→ **Work instructions**
Gather the lines below that include the string "category", copying each in full.

Records
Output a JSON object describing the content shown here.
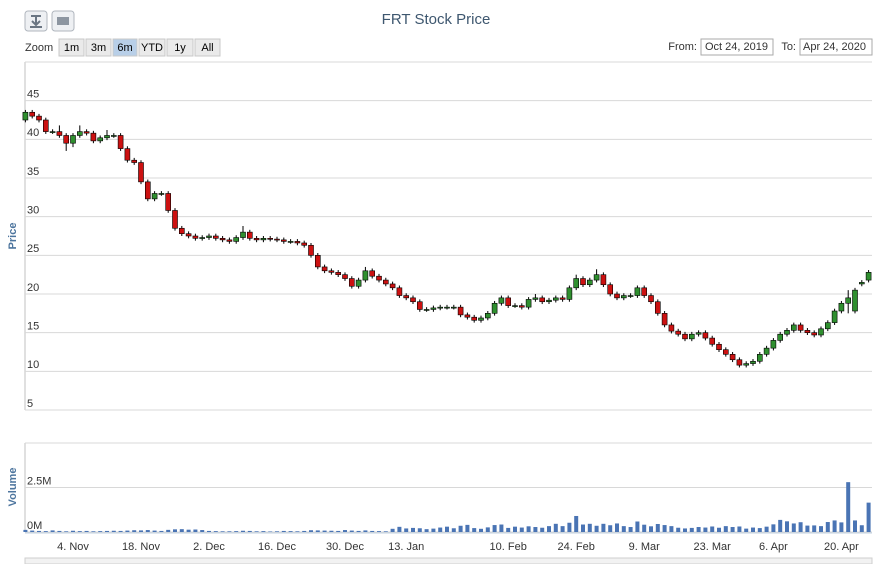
{
  "chart_data": {
    "type": "candlestick",
    "title": "FRT Stock Price",
    "range_selector": {
      "label": "Zoom",
      "buttons": [
        "1m",
        "3m",
        "6m",
        "YTD",
        "1y",
        "All"
      ],
      "selected": 2
    },
    "from_label": "From:",
    "from_value": "Oct 24, 2019",
    "to_label": "To:",
    "to_value": "Apr 24, 2020",
    "ylabel": "Price",
    "y2label": "Volume",
    "up_color": "#2f8f2f",
    "down_color": "#cc1111",
    "volume_color": "#4a74b4",
    "grid": true,
    "ylim": [
      5,
      50
    ],
    "yticks": [
      5,
      10,
      15,
      20,
      25,
      30,
      35,
      40,
      45
    ],
    "y2lim": [
      0,
      5000000
    ],
    "y2ticks": [
      {
        "value": 0,
        "label": "0M"
      },
      {
        "value": 2500000,
        "label": "2.5M"
      }
    ],
    "categories": [
      null,
      null,
      null,
      null,
      null,
      null,
      null,
      "4. Nov",
      null,
      null,
      null,
      null,
      null,
      null,
      null,
      null,
      null,
      "18. Nov",
      null,
      null,
      null,
      null,
      null,
      null,
      null,
      null,
      null,
      "2. Dec",
      null,
      null,
      null,
      null,
      null,
      null,
      null,
      null,
      null,
      "16. Dec",
      null,
      null,
      null,
      null,
      null,
      null,
      null,
      null,
      null,
      "30. Dec",
      null,
      null,
      null,
      null,
      null,
      null,
      null,
      null,
      "13. Jan",
      null,
      null,
      null,
      null,
      null,
      null,
      null,
      null,
      null,
      null,
      null,
      null,
      null,
      null,
      "10. Feb",
      null,
      null,
      null,
      null,
      null,
      null,
      null,
      null,
      null,
      "24. Feb",
      null,
      null,
      null,
      null,
      null,
      null,
      null,
      null,
      null,
      "9. Mar",
      null,
      null,
      null,
      null,
      null,
      null,
      null,
      null,
      null,
      "23. Mar",
      null,
      null,
      null,
      null,
      null,
      null,
      null,
      null,
      "6. Apr",
      null,
      null,
      null,
      null,
      null,
      null,
      null,
      null,
      null,
      "20. Apr",
      null,
      null,
      null,
      null
    ],
    "open": [
      42.5,
      43.5,
      43,
      42.5,
      41,
      41,
      40.5,
      39.5,
      40.5,
      41,
      40.8,
      39.8,
      40.2,
      40.5,
      40.5,
      38.8,
      37.3,
      37,
      34.5,
      32.3,
      33,
      33,
      30.8,
      28.5,
      27.8,
      27.5,
      27.2,
      27.3,
      27.5,
      27.2,
      27,
      26.8,
      27.3,
      28,
      27.2,
      27,
      27.2,
      27.1,
      27,
      26.8,
      26.8,
      26.6,
      26.3,
      25,
      23.5,
      23,
      22.8,
      22.5,
      22,
      21,
      21.8,
      23,
      22.3,
      21.8,
      21.3,
      20.8,
      19.8,
      19.5,
      19,
      18,
      18,
      18.2,
      18.3,
      18.3,
      18.3,
      17.3,
      17,
      16.6,
      16.9,
      17.5,
      18.8,
      19.5,
      18.5,
      18.5,
      18.3,
      19.3,
      19.5,
      19,
      19.2,
      19.5,
      19.3,
      20.8,
      22,
      21.2,
      21.8,
      22.5,
      21.2,
      20,
      19.5,
      19.8,
      19.8,
      20.8,
      19.8,
      19,
      17.5,
      16,
      15.2,
      14.8,
      14.2,
      14.8,
      15,
      14.3,
      13.5,
      12.8,
      12.2,
      11.5,
      10.8,
      11,
      11.3,
      12.2,
      13,
      14,
      14.8,
      15.3,
      16,
      15.3,
      15,
      14.7,
      15.5,
      16.3,
      17.8,
      18.8,
      17.8,
      21.3,
      21.8
    ],
    "high": [
      43.8,
      43.8,
      43.3,
      42.8,
      41.3,
      41.8,
      40.8,
      40.8,
      41.8,
      41.3,
      41.1,
      40.5,
      41.2,
      40.8,
      40.8,
      39.1,
      37.6,
      37.3,
      34.8,
      33.3,
      33.3,
      33.3,
      31.1,
      28.8,
      28.1,
      27.8,
      27.6,
      27.8,
      27.8,
      27.5,
      27.3,
      27.6,
      28.8,
      28.3,
      27.5,
      27.5,
      27.5,
      27.4,
      27.3,
      27.1,
      27.1,
      26.9,
      26.6,
      25.3,
      23.8,
      23.3,
      23.1,
      22.8,
      22.3,
      22.1,
      23.5,
      23.3,
      22.6,
      22.1,
      21.6,
      21.1,
      20.1,
      19.8,
      19.3,
      18.3,
      18.5,
      18.6,
      18.6,
      18.6,
      18.6,
      17.6,
      17.3,
      17.2,
      17.8,
      19.1,
      19.8,
      19.8,
      18.8,
      18.8,
      19.6,
      20,
      19.8,
      19.5,
      19.8,
      19.8,
      21.1,
      22.5,
      22.3,
      22.1,
      23.2,
      22.8,
      21.5,
      20.3,
      20.1,
      20.1,
      21.1,
      21.1,
      20.1,
      19.3,
      17.8,
      16.3,
      15.5,
      15.1,
      15.1,
      15.3,
      15.3,
      14.6,
      13.8,
      13.1,
      12.5,
      11.8,
      11.3,
      11.6,
      12.5,
      13.3,
      14.3,
      15.1,
      15.6,
      16.3,
      16.3,
      15.6,
      15.3,
      15.8,
      16.6,
      18.1,
      19.1,
      20.5,
      20.8,
      21.8,
      23.1
    ],
    "low": [
      42.2,
      42.7,
      42.2,
      40.7,
      40.7,
      40.2,
      38.5,
      39,
      40.2,
      40.5,
      39.5,
      39.5,
      39.9,
      40.2,
      38.5,
      37,
      36.7,
      34.2,
      32,
      32,
      32.7,
      30.5,
      28.2,
      27.5,
      27.2,
      26.9,
      26.9,
      27,
      26.9,
      26.7,
      26.5,
      26.5,
      27,
      26.9,
      26.7,
      26.7,
      26.8,
      26.7,
      26.5,
      26.5,
      26.3,
      26,
      24.7,
      23.2,
      22.7,
      22.5,
      22.2,
      21.7,
      20.7,
      20.7,
      21.5,
      22,
      21.5,
      21,
      20.5,
      19.5,
      19.2,
      18.7,
      17.7,
      17.7,
      17.7,
      17.9,
      18,
      18,
      17,
      16.7,
      16.3,
      16.3,
      16.6,
      17.2,
      18.5,
      18.2,
      18.2,
      18,
      18,
      19,
      18.7,
      18.7,
      18.9,
      19,
      19,
      20.5,
      20.9,
      20.9,
      21.5,
      20.9,
      19.7,
      19.2,
      19.2,
      19.5,
      19.5,
      19.5,
      18.7,
      17.2,
      15.7,
      14.9,
      14.5,
      13.9,
      13.9,
      14.5,
      14,
      13.2,
      12.5,
      11.9,
      11.2,
      10.5,
      10.5,
      10.7,
      11,
      11.9,
      12.7,
      13.7,
      14.5,
      15,
      15,
      14.7,
      14.4,
      14.4,
      15.2,
      16,
      17.5,
      17.5,
      17.5,
      21,
      21.5
    ],
    "close": [
      43.5,
      43,
      42.5,
      41,
      41,
      40.5,
      39.5,
      40.5,
      41,
      40.8,
      39.8,
      40.2,
      40.5,
      40.5,
      38.8,
      37.3,
      37,
      34.5,
      32.3,
      33,
      33,
      30.8,
      28.5,
      27.8,
      27.5,
      27.2,
      27.3,
      27.5,
      27.2,
      27,
      26.8,
      27.3,
      28,
      27.2,
      27,
      27.2,
      27.1,
      27,
      26.8,
      26.8,
      26.6,
      26.3,
      25,
      23.5,
      23,
      22.8,
      22.5,
      22,
      21,
      21.8,
      23,
      22.3,
      21.8,
      21.3,
      20.8,
      19.8,
      19.5,
      19,
      18,
      18,
      18.2,
      18.3,
      18.3,
      18.3,
      17.3,
      17,
      16.6,
      16.9,
      17.5,
      18.8,
      19.5,
      18.5,
      18.5,
      18.3,
      19.3,
      19.5,
      19,
      19.2,
      19.5,
      19.3,
      20.8,
      22,
      21.2,
      21.8,
      22.5,
      21.2,
      20,
      19.5,
      19.8,
      19.8,
      20.8,
      19.8,
      19,
      17.5,
      16,
      15.2,
      14.8,
      14.2,
      14.8,
      15,
      14.3,
      13.5,
      12.8,
      12.2,
      11.5,
      10.8,
      11,
      11.3,
      12.2,
      13,
      14,
      14.8,
      15.3,
      16,
      15.3,
      15,
      14.7,
      15.5,
      16.3,
      17.8,
      18.8,
      19.5,
      20.5,
      21.5,
      22.8
    ],
    "volume": [
      120000,
      80000,
      60000,
      50000,
      90000,
      60000,
      40000,
      70000,
      50000,
      60000,
      40000,
      50000,
      60000,
      70000,
      60000,
      80000,
      100000,
      90000,
      110000,
      80000,
      60000,
      120000,
      150000,
      160000,
      130000,
      140000,
      110000,
      60000,
      50000,
      40000,
      40000,
      50000,
      70000,
      60000,
      40000,
      50000,
      30000,
      40000,
      60000,
      50000,
      40000,
      60000,
      100000,
      90000,
      80000,
      70000,
      60000,
      110000,
      80000,
      60000,
      90000,
      60000,
      50000,
      40000,
      180000,
      290000,
      200000,
      230000,
      210000,
      160000,
      190000,
      250000,
      300000,
      210000,
      350000,
      400000,
      220000,
      180000,
      260000,
      390000,
      420000,
      230000,
      300000,
      250000,
      320000,
      280000,
      240000,
      330000,
      460000,
      330000,
      520000,
      900000,
      420000,
      460000,
      350000,
      460000,
      380000,
      480000,
      330000,
      280000,
      590000,
      410000,
      320000,
      450000,
      390000,
      330000,
      240000,
      200000,
      230000,
      280000,
      250000,
      310000,
      240000,
      330000,
      280000,
      310000,
      190000,
      250000,
      220000,
      300000,
      430000,
      680000,
      600000,
      480000,
      550000,
      360000,
      370000,
      330000,
      560000,
      650000,
      540000,
      2800000,
      650000,
      380000,
      1650000
    ]
  }
}
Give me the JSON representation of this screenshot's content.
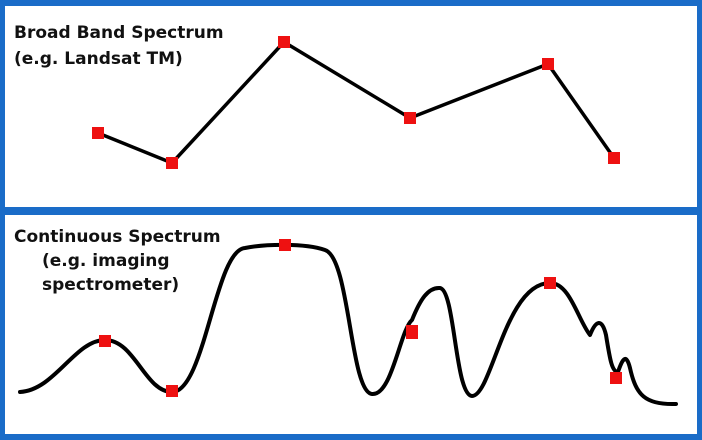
{
  "panels": [
    {
      "title": "Broad Band Spectrum",
      "subtitle": "(e.g. Landsat TM)"
    },
    {
      "title": "Continuous Spectrum",
      "subtitle_lines": [
        "(e.g. imaging",
        "spectrometer)"
      ]
    }
  ]
}
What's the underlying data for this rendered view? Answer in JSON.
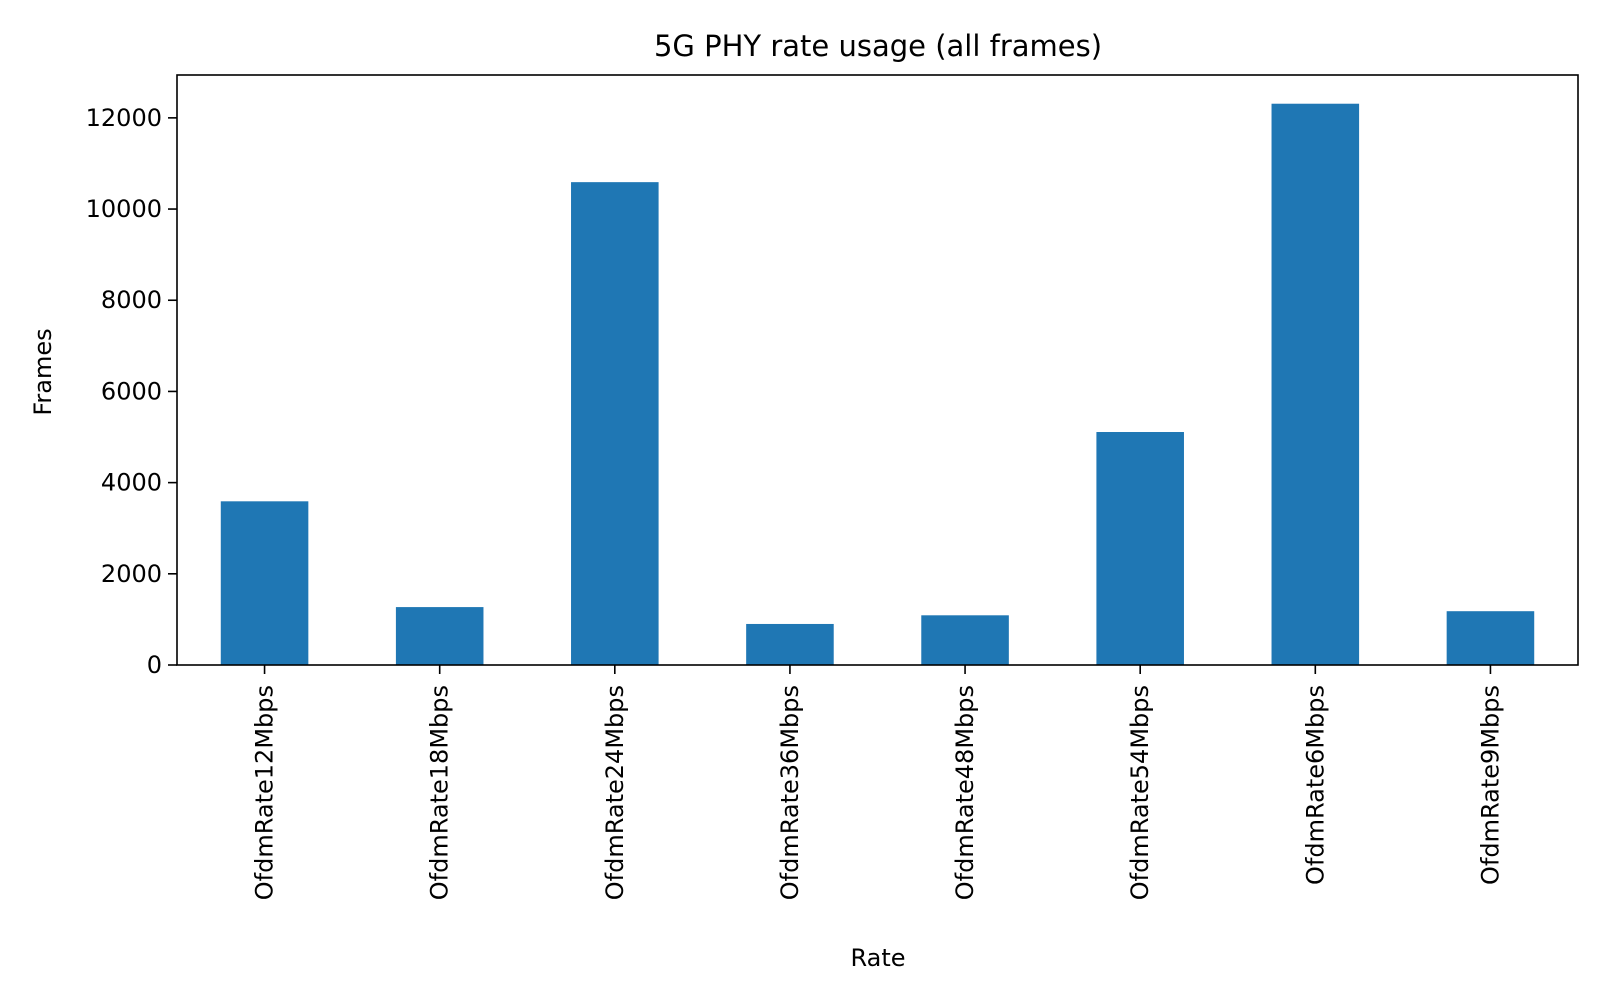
{
  "chart_data": {
    "type": "bar",
    "title": "5G PHY rate usage (all frames)",
    "xlabel": "Rate",
    "ylabel": "Frames",
    "categories": [
      "OfdmRate12Mbps",
      "OfdmRate18Mbps",
      "OfdmRate24Mbps",
      "OfdmRate36Mbps",
      "OfdmRate48Mbps",
      "OfdmRate54Mbps",
      "OfdmRate6Mbps",
      "OfdmRate9Mbps"
    ],
    "values": [
      3590,
      1270,
      10590,
      900,
      1090,
      5110,
      12310,
      1180
    ],
    "ylim": [
      0,
      12940
    ],
    "yticks": [
      0,
      2000,
      4000,
      6000,
      8000,
      10000,
      12000
    ],
    "grid": false,
    "legend": "none",
    "bar_color": "#1f77b4"
  }
}
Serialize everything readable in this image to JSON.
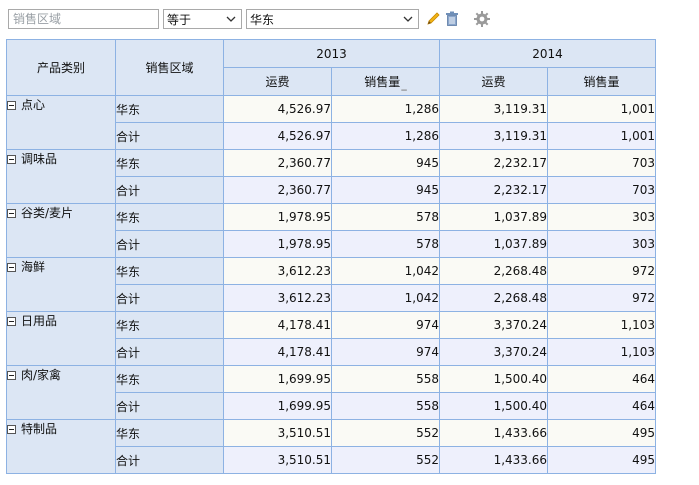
{
  "filter": {
    "field_placeholder": "销售区域",
    "operator": "等于",
    "value": "华东"
  },
  "table": {
    "col_headers": {
      "category": "产品类别",
      "region": "销售区域",
      "years": [
        "2013",
        "2014"
      ],
      "measures": [
        "运费",
        "销售量"
      ]
    },
    "groups": [
      {
        "category": "点心",
        "rows": [
          {
            "region": "华东",
            "v": [
              "4,526.97",
              "1,286",
              "3,119.31",
              "1,001"
            ]
          },
          {
            "region": "合计",
            "v": [
              "4,526.97",
              "1,286",
              "3,119.31",
              "1,001"
            ]
          }
        ]
      },
      {
        "category": "调味品",
        "rows": [
          {
            "region": "华东",
            "v": [
              "2,360.77",
              "945",
              "2,232.17",
              "703"
            ]
          },
          {
            "region": "合计",
            "v": [
              "2,360.77",
              "945",
              "2,232.17",
              "703"
            ]
          }
        ]
      },
      {
        "category": "谷类/麦片",
        "rows": [
          {
            "region": "华东",
            "v": [
              "1,978.95",
              "578",
              "1,037.89",
              "303"
            ]
          },
          {
            "region": "合计",
            "v": [
              "1,978.95",
              "578",
              "1,037.89",
              "303"
            ]
          }
        ]
      },
      {
        "category": "海鲜",
        "rows": [
          {
            "region": "华东",
            "v": [
              "3,612.23",
              "1,042",
              "2,268.48",
              "972"
            ]
          },
          {
            "region": "合计",
            "v": [
              "3,612.23",
              "1,042",
              "2,268.48",
              "972"
            ]
          }
        ]
      },
      {
        "category": "日用品",
        "rows": [
          {
            "region": "华东",
            "v": [
              "4,178.41",
              "974",
              "3,370.24",
              "1,103"
            ]
          },
          {
            "region": "合计",
            "v": [
              "4,178.41",
              "974",
              "3,370.24",
              "1,103"
            ]
          }
        ]
      },
      {
        "category": "肉/家禽",
        "rows": [
          {
            "region": "华东",
            "v": [
              "1,699.95",
              "558",
              "1,500.40",
              "464"
            ]
          },
          {
            "region": "合计",
            "v": [
              "1,699.95",
              "558",
              "1,500.40",
              "464"
            ]
          }
        ]
      },
      {
        "category": "特制品",
        "rows": [
          {
            "region": "华东",
            "v": [
              "3,510.51",
              "552",
              "1,433.66",
              "495"
            ]
          },
          {
            "region": "合计",
            "v": [
              "3,510.51",
              "552",
              "1,433.66",
              "495"
            ]
          }
        ]
      }
    ]
  }
}
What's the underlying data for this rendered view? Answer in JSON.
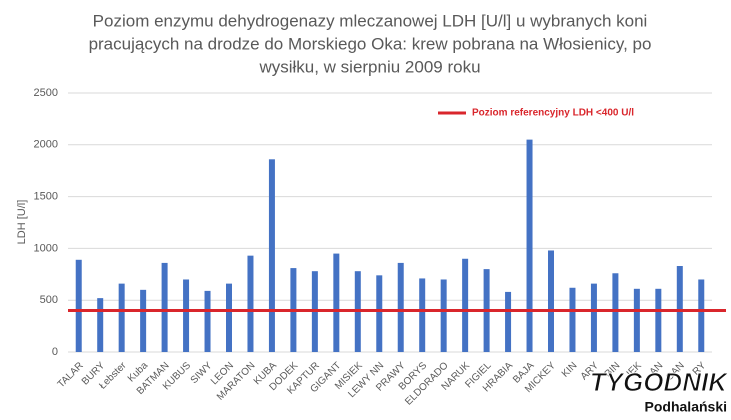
{
  "chart_data": {
    "type": "bar",
    "title": [
      "Poziom enzymu dehydrogenazy mleczanowej LDH [U/l] u wybranych koni",
      "pracujących na drodze do Morskiego Oka: krew pobrana na Włosienicy, po",
      "wysiłku,  w sierpniu 2009 roku"
    ],
    "ylabel": "LDH [U/l]",
    "categories": [
      "TALAR",
      "BURY",
      "Łebster",
      "Kuba",
      "BATMAN",
      "KUBUS",
      "SIWY",
      "LEON",
      "MARATON",
      "KUBA",
      "DODEK",
      "KAPTUR",
      "GIGANT",
      "MISIEK",
      "LEWY NN",
      "PRAWY",
      "BORYS",
      "ELDORADO",
      "NARUK",
      "FIGIEL",
      "HRABIA",
      "BAJA",
      "MICKEY",
      "KIN",
      "ARY",
      "BIN",
      "IEK",
      "AN",
      "GAN",
      "RY"
    ],
    "values": [
      890,
      520,
      660,
      600,
      860,
      700,
      590,
      660,
      930,
      1860,
      810,
      780,
      950,
      780,
      740,
      860,
      710,
      700,
      900,
      800,
      580,
      2050,
      980,
      620,
      660,
      760,
      610,
      610,
      830,
      700
    ],
    "color": "#4472c4",
    "ylim": [
      0,
      2500
    ],
    "yticks": [
      0,
      500,
      1000,
      1500,
      2000,
      2500
    ],
    "grid": true,
    "reference": {
      "label": "Poziom referencyjny LDH <400 U/l",
      "value": 400,
      "color": "#d9262c"
    },
    "legend": "top-right",
    "watermark": [
      "TYGODNIK",
      "Podhalański"
    ]
  }
}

→ **Written solution**
      "category": "产品类别",
        "category": "点心",
        "category": "调味品",
        "category": "谷类/麦片",
        "category": "海鲜",
        "category": "日用品",
        "category": "肉/家禽",
        "category": "特制品",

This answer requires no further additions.